#### What you need to do:
Each entry below is to be printed verbatim.

#### Task material:
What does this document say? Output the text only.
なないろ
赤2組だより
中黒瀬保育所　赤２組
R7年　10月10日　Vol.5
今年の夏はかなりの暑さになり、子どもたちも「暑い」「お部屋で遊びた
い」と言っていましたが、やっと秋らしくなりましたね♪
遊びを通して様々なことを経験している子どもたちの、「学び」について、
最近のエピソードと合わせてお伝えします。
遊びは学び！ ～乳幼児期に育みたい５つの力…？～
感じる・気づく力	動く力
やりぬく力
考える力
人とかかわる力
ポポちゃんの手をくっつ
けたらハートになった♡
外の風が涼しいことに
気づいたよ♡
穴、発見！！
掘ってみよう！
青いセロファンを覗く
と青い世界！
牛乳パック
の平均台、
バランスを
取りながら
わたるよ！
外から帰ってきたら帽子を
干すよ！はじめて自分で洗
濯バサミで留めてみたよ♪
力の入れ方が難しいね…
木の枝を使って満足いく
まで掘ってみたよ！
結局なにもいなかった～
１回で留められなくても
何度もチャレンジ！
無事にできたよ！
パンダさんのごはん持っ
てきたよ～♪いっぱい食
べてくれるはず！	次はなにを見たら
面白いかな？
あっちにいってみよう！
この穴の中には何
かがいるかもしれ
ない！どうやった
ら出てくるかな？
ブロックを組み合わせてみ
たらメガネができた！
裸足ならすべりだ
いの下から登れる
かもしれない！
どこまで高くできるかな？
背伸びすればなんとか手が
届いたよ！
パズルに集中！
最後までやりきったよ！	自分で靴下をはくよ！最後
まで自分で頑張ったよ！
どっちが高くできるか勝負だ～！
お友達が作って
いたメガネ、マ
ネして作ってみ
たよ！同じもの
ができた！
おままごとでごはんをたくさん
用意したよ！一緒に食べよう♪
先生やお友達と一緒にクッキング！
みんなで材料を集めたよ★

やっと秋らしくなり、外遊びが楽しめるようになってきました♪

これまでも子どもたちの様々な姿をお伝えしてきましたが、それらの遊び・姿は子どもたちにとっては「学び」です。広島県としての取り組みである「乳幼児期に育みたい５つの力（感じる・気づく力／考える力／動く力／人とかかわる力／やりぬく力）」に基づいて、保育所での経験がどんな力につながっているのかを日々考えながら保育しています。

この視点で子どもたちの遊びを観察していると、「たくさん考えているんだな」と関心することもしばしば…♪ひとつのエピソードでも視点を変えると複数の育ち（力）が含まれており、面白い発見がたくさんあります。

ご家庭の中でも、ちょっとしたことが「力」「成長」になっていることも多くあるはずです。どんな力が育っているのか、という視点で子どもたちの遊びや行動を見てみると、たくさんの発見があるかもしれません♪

#### Exercise solution:
What does this document say? Output the text only.
なないろ
赤2組だより
中黒瀬保育所　赤２組
R7年　10月10日　Vol.5
今年の夏はかなりの暑さになり、子どもたちも「暑い」「お部屋で遊びた
い」と言っていましたが、やっと秋らしくなりましたね♪
遊びを通して様々なことを経験している子どもたちの、「学び」について、
最近のエピソードと合わせてお伝えします。
遊びは学び！ ～乳幼児期に育みたい５つの力…？～
感じる・気づく力	動く力
やりぬく力
考える力
人とかかわる力
ポポちゃんの手をくっつ
けたらハートになった♡
外の風が涼しいことに
気づいたよ♡
穴、発見！！
掘ってみよう！
青いセロファンを覗く
と青い世界！
牛乳パック
の平均台、
バランスを
取りながら
わたるよ！
外から帰ってきたら帽子を
干すよ！はじめて自分で洗
濯バサミで留めてみたよ♪
力の入れ方が難しいね…
木の枝を使って満足いく
まで掘ってみたよ！
結局なにもいなかった～
１回で留められなくても
何度もチャレンジ！
無事にできたよ！
パンダさんのごはん持っ
てきたよ～♪いっぱい食
べてくれるはず！	次はなにを見たら
面白いかな？
あっちにいってみよう！
この穴の中には何
かがいるかもしれ
ない！どうやった
ら出てくるかな？
ブロックを組み合わせてみ
たらメガネができた！
裸足ならすべりだ
いの下から登れる
かもしれない！
どこまで高くできるかな？
背伸びすればなんとか手が
届いたよ！
パズルに集中！
最後までやりきったよ！	自分で靴下をはくよ！最後
まで自分で頑張ったよ！
どっちが高くできるか勝負だ～！
お友達が作って
いたメガネ、マ
ネして作ってみ
たよ！同じもの
ができた！
おままごとでごはんをたくさん
用意したよ！一緒に食べよう♪
先生やお友達と一緒にクッキング！
みんなで材料を集めたよ★

やっと秋らしくなり、外遊びが楽しめるようになってきました♪

これまでも子どもたちの様々な姿をお伝えしてきましたが、それらの遊び・姿は子どもたちにとっては「学び」です。広島県としての取り組みである「乳幼児期に育みたい５つの力（感じる・気づく力／考える力／動く力／人とかかわる力／やりぬく力）」に基づいて、保育所での経験がどんな力につながっているのかを日々考えながら保育しています。

この視点で子どもたちの遊びを観察していると、「たくさん考えているんだな」と関心することもしばしば…♪ひとつのエピソードでも視点を変えると複数の育ち（力）が含まれており、面白い発見がたくさんあります。

ご家庭の中でも、ちょっとしたことが「力」「成長」になっていることも多くあるはずです。どんな力が育っているのか、という視点で子どもたちの遊びや行動を見てみると、たくさんの発見があるかもしれません♪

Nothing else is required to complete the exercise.